ÜBUNGSTEXT
****************************************
Dieser Zuschuss für die Investitionen der Spitäler wird einmal bei StR Rieder
budgetiert, wenn er ihn an StR Pittermann überweist, und der gleiche
Investitionszuschuss wird dann ein zweites Mal budgetiert, wenn ihn StR Pittermann
wirklich an den KAV weiter überweist. Es ist also einfach eine doppelte
Verbuchung, die kameralistisch sogar ihren Sinn haben mag.
Aber bereinigt man die Investitionen der Stadt um
diese Doppelt-Budgetierung, dann zeigt sich eben, dass die kommunalen
Investitionen natürlich auch im nächsten Jahr sinken werden, und zwar um
650 Millionen, und dann zeigt sich, dass auch die Ausgaben für das Bau-
und Baunebengewerbe gegenüber heuer um 870 Millionen S sinken werden.
****************************************
IHRE AUFGABE
Beantworten Sie diese Fragen zum Übungstext:
(a) An wen überweist StR Pittermann den Investitionszuschuss weiter?
(b) Als welche Art von Verbuchung bezeichnet der Übungstext das zweimalige Budgetieren des Zuschusses?
(c) Um welchen Betrag werden die Ausgaben für das Bau- und Baunebengewerbe gegenüber heuer sinken?
Die Einträge stammen aus einer anderen Quelle.
****************************************
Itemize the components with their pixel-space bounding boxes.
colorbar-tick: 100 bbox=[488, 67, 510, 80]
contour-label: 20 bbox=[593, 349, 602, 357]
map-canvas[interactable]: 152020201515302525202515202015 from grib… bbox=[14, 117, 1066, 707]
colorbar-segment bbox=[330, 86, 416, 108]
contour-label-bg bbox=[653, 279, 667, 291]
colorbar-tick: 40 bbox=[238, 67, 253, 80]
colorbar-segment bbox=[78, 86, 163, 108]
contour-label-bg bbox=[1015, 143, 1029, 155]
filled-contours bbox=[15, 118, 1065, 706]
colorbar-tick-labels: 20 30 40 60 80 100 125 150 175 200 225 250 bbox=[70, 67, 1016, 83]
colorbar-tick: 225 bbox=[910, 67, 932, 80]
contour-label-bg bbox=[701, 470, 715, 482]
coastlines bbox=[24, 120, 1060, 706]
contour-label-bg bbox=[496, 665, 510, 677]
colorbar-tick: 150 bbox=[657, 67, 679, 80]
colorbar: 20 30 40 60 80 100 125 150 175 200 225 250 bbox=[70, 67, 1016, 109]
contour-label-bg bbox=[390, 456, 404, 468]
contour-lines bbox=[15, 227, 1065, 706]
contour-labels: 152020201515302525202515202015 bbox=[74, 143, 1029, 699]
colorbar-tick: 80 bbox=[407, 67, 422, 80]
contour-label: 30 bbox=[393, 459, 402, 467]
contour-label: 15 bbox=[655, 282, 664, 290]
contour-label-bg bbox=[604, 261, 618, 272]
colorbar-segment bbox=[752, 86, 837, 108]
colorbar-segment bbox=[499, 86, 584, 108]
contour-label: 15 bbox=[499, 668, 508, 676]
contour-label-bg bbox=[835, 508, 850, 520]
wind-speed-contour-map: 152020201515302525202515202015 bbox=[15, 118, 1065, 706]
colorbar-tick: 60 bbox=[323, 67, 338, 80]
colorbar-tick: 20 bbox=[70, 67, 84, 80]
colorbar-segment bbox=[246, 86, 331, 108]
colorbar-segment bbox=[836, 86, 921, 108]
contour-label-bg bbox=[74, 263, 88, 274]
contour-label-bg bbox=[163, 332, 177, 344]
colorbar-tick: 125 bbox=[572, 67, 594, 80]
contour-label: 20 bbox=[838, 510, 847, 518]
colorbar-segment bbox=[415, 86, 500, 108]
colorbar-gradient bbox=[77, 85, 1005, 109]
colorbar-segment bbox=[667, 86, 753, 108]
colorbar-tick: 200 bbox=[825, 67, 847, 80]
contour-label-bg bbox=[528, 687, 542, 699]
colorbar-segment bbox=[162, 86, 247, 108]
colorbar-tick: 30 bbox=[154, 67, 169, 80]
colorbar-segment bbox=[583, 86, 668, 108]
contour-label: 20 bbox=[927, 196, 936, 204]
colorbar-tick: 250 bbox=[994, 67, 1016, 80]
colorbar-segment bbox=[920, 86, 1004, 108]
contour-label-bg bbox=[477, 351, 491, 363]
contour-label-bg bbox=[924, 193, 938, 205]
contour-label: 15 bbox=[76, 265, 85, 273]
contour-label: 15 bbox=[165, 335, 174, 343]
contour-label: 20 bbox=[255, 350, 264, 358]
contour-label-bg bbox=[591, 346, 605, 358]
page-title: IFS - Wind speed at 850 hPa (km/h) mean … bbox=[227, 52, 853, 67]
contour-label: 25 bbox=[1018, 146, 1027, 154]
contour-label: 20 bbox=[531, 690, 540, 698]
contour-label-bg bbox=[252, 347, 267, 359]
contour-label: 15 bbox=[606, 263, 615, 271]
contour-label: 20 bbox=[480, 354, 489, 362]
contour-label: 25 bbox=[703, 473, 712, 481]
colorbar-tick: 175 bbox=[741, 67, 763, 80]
****************************************
GELÖSTE AUFGABE
(a) An den KAV.
(b) Als doppelte Verbuchung.
(c) Um 870 Millionen S.